Passage fourni:
====
Pour Antoine Darodes, pas de secret : « Il faut un service universel ». Pour Laure de la Raudière, présidente de l’Arcep, le service universel serait « très utile pour rassurer les citoyens dans le cadre de la fermeture du réseau » afin d’assurer que dans tous les cas il y aura « une solution de raccordement pour tous ».
La priorité selon Patrick Chaize est « refixer le cadre et les objectifs ». « Il faut du temps pour convaincre le niveau parisien et même les opérateurs qui préféreraient ne pas avoir de contraintes supplémentaires, mais il faut que chacun prenne ses responsabilités et je suis heureux de voir que le ministre a compris qu’il fallait passer par la loi pour atteindre une obligation partagée », a-t-il déclaré, faisant référence à sa proposition de loi que le ministre semble prêt à soutenir dans le cas où les opérateurs ne réagiraient pas.
Pour l’instant, donc, pas de service universel en vue mais plutôt – si la situation n’évolue pas dans le bon sens – la perceptive d’un cadre législatif qui contraindrait davantage les opérateurs pour raccorder tous les citoyens.
La fibre… mais pas que
Le changement de ton qui pouvait s’observer depuis déjà quelques mois autour de l’objectif 100 % a clairement fait l’objet de débats hier à Bourges. D’abord, du côté des opérateurs, il est clair que la fibre ne pourra pas être accessible partout. Certes, la fibre sera « le média majoritaire de 2030 mais il y aura d’autres moyens car on sait tous que plus on va aller de l’avant plus les prises seront complexes à connecter », indique le directeur général d’Orange. Il pense notamment aux clients qui souhaitent la fibre mais qui ont des travaux à faire dans leur propriété qui sont d’un montant trop élevé : « Dans ce cas, on pourra aller vers du satellite », rappelant que d’autres solutions existent comme la 4G/5G fixe par exemple. Orange va d’ailleurs dévoiler mi-novembre une offre satellite.
Bref, le 100 % fibre n’existe plus. On parle davantage de 100 % très haut débit. « Il y aura principalement la fibre », martèle l’opérateur Orange, mais il ne pourra pas y avoir uniquement cette technologie.
====
(Entrées du jeu de données)
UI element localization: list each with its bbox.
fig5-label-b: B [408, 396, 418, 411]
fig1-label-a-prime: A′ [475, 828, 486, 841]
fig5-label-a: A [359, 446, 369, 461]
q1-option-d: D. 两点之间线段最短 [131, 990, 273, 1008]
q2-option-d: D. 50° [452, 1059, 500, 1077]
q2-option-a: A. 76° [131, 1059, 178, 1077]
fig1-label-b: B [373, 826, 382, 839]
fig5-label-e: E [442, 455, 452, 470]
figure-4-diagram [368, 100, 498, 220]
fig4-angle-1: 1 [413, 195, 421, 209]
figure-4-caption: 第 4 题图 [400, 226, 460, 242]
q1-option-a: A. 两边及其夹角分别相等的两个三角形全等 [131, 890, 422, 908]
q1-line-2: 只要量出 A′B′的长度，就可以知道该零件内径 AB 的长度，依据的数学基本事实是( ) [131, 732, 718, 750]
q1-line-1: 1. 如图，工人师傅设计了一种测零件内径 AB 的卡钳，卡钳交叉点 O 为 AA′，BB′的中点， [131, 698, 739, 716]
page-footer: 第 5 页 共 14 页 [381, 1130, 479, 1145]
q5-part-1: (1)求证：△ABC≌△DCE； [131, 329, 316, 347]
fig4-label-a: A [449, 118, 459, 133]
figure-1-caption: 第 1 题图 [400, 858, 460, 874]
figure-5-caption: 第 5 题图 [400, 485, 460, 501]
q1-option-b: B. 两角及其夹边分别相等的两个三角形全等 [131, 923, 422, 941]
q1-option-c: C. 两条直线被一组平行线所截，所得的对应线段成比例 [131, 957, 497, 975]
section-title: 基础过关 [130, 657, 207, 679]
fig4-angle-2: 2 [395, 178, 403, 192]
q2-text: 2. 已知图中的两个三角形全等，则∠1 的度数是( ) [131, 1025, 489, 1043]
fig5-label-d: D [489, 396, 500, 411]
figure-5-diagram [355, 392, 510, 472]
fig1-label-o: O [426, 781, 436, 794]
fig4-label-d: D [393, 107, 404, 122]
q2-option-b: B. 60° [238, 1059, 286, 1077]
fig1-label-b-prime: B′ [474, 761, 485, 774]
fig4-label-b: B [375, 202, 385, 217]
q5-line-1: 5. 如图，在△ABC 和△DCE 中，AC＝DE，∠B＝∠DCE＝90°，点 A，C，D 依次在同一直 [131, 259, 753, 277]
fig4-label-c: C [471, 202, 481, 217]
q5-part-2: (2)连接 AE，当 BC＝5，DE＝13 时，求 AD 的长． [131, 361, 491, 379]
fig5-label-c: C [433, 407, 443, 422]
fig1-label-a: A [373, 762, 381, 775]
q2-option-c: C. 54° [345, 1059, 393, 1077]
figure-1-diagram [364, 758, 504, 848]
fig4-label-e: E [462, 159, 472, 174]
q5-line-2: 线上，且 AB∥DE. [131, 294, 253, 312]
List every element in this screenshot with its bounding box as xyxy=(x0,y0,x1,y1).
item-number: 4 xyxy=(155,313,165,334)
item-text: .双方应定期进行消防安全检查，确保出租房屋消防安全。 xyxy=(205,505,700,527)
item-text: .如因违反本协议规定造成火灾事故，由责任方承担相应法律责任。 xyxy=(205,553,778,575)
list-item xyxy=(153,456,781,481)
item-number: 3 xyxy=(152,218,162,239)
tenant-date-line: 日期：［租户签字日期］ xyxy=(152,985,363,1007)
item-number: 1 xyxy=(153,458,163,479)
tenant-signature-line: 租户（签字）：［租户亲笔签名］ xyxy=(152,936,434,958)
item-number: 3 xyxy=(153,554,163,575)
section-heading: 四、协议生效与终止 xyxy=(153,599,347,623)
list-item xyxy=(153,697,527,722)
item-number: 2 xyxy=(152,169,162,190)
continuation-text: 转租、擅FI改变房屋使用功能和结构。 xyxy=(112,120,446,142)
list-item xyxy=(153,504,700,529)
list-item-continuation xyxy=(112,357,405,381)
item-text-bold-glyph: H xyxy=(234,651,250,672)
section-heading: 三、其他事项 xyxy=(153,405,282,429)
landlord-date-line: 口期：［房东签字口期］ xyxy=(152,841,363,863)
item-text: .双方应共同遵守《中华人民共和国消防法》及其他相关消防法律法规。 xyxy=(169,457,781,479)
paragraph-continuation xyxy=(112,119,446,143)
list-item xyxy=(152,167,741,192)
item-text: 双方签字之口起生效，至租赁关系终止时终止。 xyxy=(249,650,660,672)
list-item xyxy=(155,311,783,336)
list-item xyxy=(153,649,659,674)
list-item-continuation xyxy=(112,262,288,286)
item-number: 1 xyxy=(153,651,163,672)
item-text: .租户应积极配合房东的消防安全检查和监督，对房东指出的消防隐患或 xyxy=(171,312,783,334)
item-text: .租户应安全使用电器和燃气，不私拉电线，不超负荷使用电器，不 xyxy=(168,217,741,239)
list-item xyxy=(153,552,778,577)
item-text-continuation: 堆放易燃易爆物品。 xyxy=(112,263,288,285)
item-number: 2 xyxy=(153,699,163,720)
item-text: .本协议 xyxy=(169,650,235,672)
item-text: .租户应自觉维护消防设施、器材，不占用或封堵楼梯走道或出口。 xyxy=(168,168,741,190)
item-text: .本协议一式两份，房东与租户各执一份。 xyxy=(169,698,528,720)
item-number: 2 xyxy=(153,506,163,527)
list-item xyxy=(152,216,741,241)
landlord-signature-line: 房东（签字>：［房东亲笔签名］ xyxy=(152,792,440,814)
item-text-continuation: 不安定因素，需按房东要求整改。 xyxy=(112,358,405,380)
====
Travail demandé: D'après le passage sur la fibre, vers quelle solution le directeur général d'Orange envisage-t-il d'orienter les clients dont les travaux de raccordement dans leur propriété coûtent trop cher ?

Tâche réalisée: Il envisage de les orienter vers le satellite.